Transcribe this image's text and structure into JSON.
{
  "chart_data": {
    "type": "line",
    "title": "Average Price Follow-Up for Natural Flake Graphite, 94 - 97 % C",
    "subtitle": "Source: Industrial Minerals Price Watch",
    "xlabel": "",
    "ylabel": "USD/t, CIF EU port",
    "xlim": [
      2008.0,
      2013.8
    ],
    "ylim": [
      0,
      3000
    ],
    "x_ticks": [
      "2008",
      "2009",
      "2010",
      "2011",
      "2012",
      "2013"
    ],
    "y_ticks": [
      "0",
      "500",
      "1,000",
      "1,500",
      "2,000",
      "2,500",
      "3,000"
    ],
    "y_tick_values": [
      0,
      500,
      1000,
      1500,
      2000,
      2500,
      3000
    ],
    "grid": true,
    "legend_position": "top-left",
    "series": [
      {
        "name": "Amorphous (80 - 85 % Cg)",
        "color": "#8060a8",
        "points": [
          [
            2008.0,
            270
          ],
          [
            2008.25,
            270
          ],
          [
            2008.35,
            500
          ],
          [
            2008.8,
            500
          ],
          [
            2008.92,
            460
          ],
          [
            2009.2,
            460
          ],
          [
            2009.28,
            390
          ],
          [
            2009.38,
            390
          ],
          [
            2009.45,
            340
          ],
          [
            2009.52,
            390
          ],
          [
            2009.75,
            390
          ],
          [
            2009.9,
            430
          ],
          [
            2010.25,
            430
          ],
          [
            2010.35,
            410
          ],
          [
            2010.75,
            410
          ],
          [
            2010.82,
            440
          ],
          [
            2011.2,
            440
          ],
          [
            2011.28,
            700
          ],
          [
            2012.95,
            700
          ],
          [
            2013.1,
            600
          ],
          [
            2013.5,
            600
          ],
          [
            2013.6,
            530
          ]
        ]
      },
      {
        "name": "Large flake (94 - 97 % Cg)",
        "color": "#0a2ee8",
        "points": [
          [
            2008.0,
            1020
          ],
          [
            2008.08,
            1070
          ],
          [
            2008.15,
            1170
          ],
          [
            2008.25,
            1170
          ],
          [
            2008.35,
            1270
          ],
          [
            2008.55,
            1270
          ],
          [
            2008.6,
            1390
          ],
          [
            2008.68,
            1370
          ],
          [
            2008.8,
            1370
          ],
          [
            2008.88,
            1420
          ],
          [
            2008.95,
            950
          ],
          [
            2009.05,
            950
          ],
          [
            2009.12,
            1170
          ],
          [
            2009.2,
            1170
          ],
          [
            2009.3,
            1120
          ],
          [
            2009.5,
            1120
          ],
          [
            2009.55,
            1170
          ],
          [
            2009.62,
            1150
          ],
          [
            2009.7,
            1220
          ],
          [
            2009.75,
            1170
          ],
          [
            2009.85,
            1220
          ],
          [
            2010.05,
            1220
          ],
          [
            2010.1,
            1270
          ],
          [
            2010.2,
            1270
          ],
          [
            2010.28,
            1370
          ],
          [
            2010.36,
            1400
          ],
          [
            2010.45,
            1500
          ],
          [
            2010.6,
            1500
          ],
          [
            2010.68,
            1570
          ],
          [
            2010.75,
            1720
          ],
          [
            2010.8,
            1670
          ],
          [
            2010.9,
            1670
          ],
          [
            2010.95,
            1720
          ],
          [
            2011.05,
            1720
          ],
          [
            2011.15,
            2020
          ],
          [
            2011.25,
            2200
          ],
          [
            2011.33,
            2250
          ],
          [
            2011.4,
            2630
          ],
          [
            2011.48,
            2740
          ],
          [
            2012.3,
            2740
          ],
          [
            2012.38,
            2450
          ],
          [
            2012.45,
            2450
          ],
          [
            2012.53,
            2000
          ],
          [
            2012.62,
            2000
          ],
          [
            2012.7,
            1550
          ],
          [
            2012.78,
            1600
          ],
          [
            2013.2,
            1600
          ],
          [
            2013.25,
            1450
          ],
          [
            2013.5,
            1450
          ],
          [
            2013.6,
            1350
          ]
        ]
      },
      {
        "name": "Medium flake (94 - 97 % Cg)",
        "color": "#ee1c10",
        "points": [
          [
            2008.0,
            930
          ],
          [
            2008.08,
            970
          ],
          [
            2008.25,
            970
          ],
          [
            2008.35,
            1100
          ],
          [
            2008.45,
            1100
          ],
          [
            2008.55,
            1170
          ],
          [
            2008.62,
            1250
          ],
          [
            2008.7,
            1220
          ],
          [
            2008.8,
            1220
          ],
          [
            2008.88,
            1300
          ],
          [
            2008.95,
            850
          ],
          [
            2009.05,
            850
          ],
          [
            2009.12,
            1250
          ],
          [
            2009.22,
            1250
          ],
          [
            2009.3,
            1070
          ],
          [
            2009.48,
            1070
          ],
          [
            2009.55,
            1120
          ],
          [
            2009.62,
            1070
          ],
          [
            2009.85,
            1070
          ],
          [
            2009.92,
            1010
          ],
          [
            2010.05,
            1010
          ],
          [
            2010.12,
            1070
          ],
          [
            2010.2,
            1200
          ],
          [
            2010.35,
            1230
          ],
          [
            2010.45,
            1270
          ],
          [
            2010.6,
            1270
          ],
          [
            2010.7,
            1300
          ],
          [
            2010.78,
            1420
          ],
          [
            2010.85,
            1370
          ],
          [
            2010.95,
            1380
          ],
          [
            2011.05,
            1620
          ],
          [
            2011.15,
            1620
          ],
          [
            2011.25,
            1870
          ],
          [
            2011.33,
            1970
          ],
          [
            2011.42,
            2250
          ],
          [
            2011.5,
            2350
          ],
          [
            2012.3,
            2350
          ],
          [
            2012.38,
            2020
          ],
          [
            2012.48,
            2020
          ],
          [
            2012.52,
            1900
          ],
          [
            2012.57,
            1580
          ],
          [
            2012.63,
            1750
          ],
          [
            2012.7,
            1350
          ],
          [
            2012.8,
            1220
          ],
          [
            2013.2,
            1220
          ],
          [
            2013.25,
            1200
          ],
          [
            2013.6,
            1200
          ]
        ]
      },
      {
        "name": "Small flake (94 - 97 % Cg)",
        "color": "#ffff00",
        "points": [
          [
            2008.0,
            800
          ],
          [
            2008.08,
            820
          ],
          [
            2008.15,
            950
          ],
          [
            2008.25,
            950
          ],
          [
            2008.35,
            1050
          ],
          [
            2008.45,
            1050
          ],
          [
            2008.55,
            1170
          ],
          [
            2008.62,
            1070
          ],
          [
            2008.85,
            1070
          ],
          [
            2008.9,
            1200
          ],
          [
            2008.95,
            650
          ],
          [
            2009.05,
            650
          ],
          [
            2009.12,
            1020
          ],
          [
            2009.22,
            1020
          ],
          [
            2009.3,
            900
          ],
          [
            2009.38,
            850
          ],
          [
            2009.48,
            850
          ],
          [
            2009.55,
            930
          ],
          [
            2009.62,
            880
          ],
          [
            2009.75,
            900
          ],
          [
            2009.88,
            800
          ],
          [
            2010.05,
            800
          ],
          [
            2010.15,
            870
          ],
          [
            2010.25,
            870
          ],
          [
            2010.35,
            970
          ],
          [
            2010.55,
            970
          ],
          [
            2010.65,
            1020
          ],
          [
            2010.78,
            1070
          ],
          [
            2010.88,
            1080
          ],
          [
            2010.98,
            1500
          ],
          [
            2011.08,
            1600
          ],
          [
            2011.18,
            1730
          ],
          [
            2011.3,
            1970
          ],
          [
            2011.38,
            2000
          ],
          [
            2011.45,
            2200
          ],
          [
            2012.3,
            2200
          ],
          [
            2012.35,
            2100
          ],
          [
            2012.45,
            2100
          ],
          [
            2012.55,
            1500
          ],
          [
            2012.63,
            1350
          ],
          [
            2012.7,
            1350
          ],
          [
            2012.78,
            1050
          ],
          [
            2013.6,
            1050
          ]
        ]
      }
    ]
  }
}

----------------------------------------

What to produce: Reply with the number of lines in the material above that contain "color", and nothing more.

Problem solution: 4